(begin)

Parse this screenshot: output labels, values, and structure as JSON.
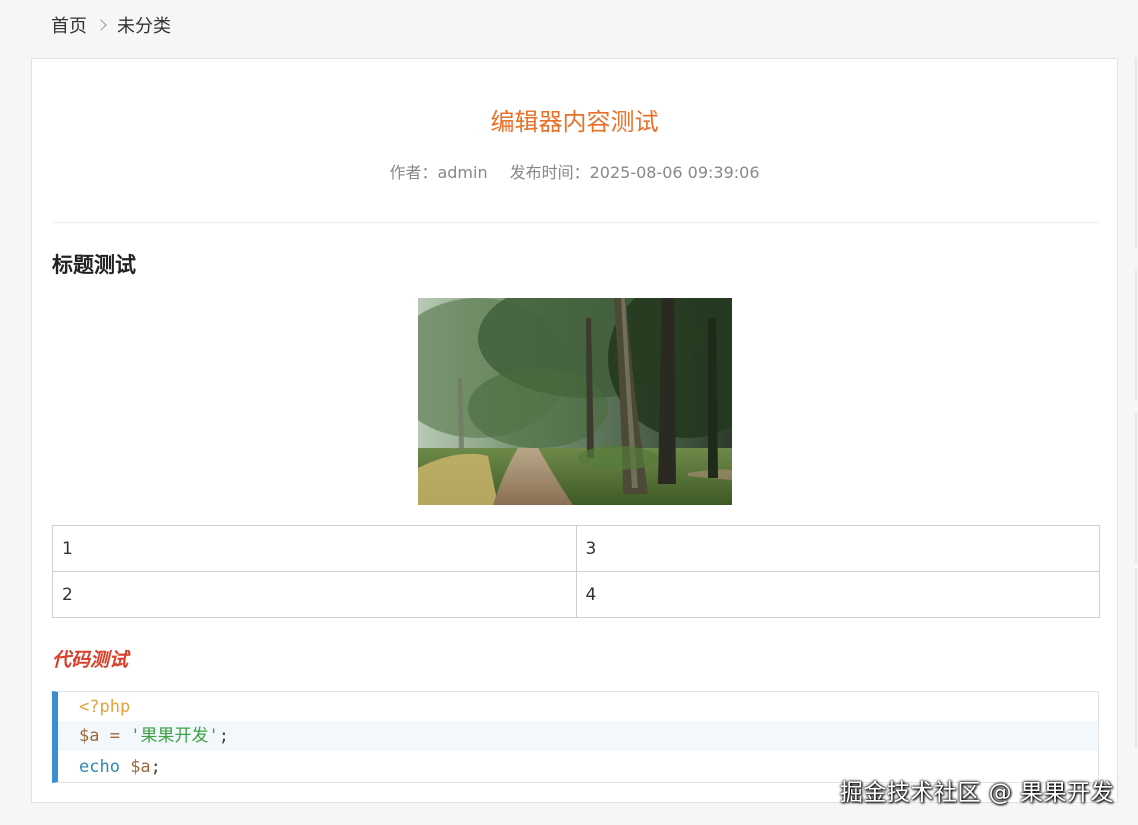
{
  "breadcrumb": {
    "home": "首页",
    "category": "未分类"
  },
  "article": {
    "title": "编辑器内容测试",
    "author_label": "作者：",
    "author": "admin",
    "time_label": "发布时间：",
    "time": "2025-08-06 09:39:06"
  },
  "content": {
    "heading": "标题测试",
    "table": [
      [
        "1",
        "3"
      ],
      [
        "2",
        "4"
      ]
    ],
    "code_heading": "代码测试",
    "code": {
      "line1": "<?php",
      "line2_var": "$a",
      "line2_op": " = ",
      "line2_str": "'果果开发'",
      "line2_end": ";",
      "line3_kw": "echo",
      "line3_var": " $a",
      "line3_end": ";"
    }
  },
  "watermark": "掘金技术社区 @ 果果开发",
  "colors": {
    "title": "#e8712a",
    "code_heading": "#d9412b",
    "code_border": "#3a8ed4"
  }
}
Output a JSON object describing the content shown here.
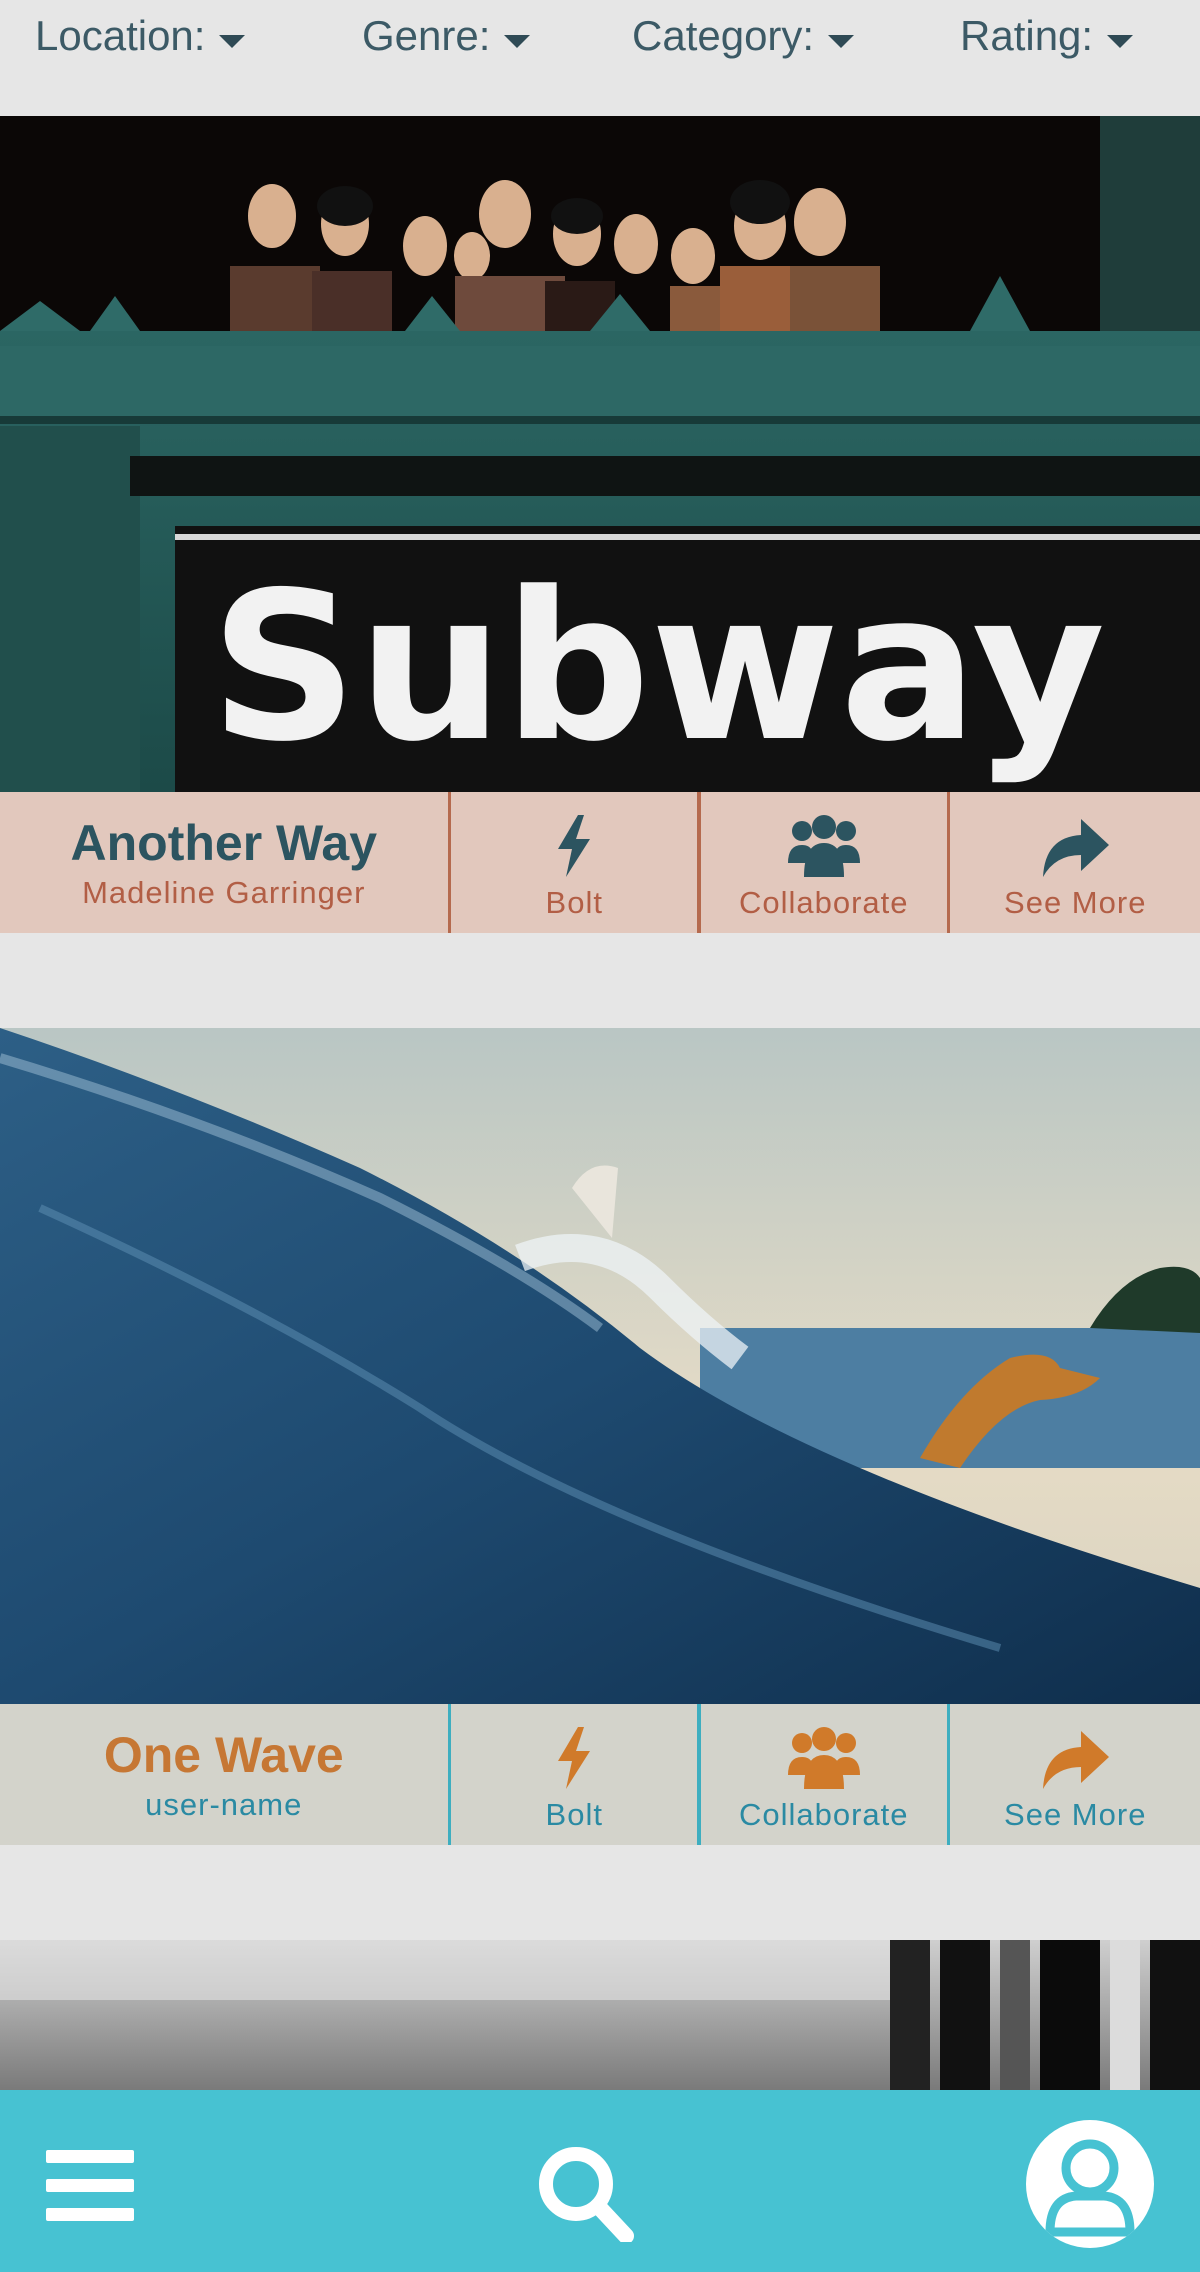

(end)

# Set exercise
All of the material above needs to be restated exactly, with no pictures.

# Answer to this exercise
Parse this screenshot: output labels, values, and structure as JSON.
{
  "breadcrumb": {
    "home": "首页",
    "category": "未分类"
  },
  "article": {
    "title": "编辑器内容测试",
    "author_label": "作者：",
    "author": "admin",
    "time_label": "发布时间：",
    "time": "2025-08-06 09:39:06"
  },
  "content": {
    "heading": "标题测试",
    "table": [
      [
        "1",
        "3"
      ],
      [
        "2",
        "4"
      ]
    ],
    "code_heading": "代码测试",
    "code": {
      "line1": "<?php",
      "line2_var": "$a",
      "line2_op": " = ",
      "line2_str": "'果果开发'",
      "line2_end": ";",
      "line3_kw": "echo",
      "line3_var": " $a",
      "line3_end": ";"
    }
  },
  "watermark": "掘金技术社区 @ 果果开发",
  "colors": {
    "title": "#e8712a",
    "code_heading": "#d9412b",
    "code_border": "#3a8ed4"
  }
}
Output a JSON object describing the content shown here.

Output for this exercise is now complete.